##### Records for this exercise #####

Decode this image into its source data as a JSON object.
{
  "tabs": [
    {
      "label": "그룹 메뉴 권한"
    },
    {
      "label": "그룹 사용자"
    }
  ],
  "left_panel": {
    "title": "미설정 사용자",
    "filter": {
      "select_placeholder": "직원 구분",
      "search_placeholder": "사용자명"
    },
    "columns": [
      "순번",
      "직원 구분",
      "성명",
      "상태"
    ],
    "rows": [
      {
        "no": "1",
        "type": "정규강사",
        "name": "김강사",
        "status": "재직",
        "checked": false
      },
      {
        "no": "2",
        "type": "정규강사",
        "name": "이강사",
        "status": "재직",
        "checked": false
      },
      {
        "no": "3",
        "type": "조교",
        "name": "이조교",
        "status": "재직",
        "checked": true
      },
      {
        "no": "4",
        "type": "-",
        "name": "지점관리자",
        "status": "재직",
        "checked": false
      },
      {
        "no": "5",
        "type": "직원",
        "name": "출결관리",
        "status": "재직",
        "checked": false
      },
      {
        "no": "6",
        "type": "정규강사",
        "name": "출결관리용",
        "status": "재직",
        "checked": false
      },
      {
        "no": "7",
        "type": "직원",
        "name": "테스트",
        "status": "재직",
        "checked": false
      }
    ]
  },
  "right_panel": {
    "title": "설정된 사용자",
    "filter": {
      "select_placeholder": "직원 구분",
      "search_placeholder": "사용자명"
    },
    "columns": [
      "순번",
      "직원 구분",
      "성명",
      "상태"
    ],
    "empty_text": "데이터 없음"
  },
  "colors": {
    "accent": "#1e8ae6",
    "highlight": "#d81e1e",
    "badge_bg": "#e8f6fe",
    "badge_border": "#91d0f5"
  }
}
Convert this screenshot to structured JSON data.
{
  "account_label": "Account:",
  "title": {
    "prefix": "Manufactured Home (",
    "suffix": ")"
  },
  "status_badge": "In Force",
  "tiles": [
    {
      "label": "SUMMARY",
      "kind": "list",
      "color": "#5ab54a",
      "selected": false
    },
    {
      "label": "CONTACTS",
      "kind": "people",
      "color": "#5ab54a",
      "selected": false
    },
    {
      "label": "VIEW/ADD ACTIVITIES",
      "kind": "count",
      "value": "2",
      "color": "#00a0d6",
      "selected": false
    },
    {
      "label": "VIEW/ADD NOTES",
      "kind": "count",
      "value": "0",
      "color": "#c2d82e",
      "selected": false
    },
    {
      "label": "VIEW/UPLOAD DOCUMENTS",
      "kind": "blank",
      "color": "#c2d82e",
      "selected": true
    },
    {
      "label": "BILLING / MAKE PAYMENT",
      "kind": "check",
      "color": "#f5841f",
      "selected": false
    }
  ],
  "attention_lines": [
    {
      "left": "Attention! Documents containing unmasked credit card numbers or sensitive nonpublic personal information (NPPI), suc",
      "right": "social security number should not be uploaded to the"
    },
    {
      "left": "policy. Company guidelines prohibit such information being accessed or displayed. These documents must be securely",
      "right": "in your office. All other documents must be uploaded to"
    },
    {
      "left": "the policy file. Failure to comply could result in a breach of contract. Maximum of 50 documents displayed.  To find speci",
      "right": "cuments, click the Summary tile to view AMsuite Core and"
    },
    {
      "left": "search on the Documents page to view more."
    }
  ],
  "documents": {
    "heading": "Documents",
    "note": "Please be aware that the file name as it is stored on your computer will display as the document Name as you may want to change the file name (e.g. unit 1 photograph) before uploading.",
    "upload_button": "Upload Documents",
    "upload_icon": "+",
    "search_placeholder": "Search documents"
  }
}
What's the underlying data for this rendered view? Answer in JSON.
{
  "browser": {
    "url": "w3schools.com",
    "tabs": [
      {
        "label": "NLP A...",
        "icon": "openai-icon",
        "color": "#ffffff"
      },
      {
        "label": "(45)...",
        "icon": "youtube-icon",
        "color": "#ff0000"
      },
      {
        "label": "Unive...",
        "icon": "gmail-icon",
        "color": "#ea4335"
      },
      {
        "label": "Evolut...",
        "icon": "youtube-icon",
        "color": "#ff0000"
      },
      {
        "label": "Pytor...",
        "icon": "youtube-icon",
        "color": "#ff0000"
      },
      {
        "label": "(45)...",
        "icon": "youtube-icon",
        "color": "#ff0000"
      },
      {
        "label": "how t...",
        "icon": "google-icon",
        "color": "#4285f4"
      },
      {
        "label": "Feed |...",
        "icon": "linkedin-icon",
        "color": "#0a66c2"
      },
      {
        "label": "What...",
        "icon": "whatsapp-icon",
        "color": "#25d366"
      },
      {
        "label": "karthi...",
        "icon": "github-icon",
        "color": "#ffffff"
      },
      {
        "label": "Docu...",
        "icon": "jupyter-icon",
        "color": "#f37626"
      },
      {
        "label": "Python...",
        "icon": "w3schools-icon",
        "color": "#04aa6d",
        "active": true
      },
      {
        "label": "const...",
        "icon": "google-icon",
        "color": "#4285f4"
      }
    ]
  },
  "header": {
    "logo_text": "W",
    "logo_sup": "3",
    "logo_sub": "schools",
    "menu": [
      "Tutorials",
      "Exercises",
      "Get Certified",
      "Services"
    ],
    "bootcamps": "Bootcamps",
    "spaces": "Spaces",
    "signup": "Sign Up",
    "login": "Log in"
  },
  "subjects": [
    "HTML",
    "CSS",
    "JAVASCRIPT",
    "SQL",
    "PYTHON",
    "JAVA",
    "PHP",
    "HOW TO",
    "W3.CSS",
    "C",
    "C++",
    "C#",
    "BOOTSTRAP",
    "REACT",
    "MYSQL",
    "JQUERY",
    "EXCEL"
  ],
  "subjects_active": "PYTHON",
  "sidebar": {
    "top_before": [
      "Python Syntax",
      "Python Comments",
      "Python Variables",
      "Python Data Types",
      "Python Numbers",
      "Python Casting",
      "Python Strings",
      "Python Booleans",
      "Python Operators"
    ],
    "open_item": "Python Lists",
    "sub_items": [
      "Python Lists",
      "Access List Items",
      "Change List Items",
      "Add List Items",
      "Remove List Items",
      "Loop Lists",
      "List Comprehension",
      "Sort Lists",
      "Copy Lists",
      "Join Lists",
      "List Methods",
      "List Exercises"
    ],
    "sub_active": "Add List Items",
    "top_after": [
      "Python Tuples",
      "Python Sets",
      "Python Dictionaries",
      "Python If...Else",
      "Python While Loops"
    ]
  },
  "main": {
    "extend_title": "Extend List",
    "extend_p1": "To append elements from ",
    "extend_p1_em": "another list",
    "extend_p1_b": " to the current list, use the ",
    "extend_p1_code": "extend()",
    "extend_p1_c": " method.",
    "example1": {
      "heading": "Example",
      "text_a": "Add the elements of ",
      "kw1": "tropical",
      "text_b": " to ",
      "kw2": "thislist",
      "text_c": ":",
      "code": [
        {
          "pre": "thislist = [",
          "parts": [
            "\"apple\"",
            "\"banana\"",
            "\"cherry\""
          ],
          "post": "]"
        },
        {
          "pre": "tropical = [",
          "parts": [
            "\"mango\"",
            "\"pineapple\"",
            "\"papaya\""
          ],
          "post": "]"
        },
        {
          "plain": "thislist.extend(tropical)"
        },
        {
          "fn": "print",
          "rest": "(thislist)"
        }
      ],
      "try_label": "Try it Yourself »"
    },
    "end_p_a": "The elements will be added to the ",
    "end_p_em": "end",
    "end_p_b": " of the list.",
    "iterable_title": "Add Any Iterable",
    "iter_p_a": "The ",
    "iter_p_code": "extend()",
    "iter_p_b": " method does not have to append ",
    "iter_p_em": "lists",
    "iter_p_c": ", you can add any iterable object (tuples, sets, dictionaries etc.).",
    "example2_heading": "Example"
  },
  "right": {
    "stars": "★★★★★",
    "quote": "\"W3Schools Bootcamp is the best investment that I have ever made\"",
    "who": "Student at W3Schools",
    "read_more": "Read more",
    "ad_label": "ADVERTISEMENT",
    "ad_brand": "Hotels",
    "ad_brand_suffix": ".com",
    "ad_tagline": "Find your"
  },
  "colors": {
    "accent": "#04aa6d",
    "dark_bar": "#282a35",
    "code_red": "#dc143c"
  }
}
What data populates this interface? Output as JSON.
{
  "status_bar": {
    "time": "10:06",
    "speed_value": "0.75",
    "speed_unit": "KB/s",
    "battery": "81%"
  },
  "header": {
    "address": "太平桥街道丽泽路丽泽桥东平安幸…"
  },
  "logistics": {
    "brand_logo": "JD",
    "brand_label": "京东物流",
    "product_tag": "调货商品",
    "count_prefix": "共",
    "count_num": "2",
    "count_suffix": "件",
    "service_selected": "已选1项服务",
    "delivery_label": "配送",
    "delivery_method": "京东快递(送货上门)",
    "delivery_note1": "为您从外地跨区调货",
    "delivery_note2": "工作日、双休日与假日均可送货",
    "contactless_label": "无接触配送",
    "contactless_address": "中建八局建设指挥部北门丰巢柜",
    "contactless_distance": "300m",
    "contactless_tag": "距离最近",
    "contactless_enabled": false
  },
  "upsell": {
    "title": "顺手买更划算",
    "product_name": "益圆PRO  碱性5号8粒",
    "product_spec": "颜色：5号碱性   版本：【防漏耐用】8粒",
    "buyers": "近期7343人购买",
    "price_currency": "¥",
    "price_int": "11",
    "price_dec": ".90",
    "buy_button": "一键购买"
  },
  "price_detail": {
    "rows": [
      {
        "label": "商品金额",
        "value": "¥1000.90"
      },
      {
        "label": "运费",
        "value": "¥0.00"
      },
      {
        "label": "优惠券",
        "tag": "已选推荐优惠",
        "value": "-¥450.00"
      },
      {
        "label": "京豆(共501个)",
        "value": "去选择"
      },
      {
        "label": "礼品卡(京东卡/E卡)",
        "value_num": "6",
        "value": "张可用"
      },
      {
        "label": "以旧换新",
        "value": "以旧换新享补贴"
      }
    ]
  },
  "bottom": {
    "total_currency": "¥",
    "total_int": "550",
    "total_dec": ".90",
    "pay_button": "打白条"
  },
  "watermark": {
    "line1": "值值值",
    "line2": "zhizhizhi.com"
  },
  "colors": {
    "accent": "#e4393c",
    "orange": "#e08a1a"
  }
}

#####

#### What you need to do:
Identify how many lines in the entries above contain the word "have" and provide only that figure.

#### Answer for the task:
2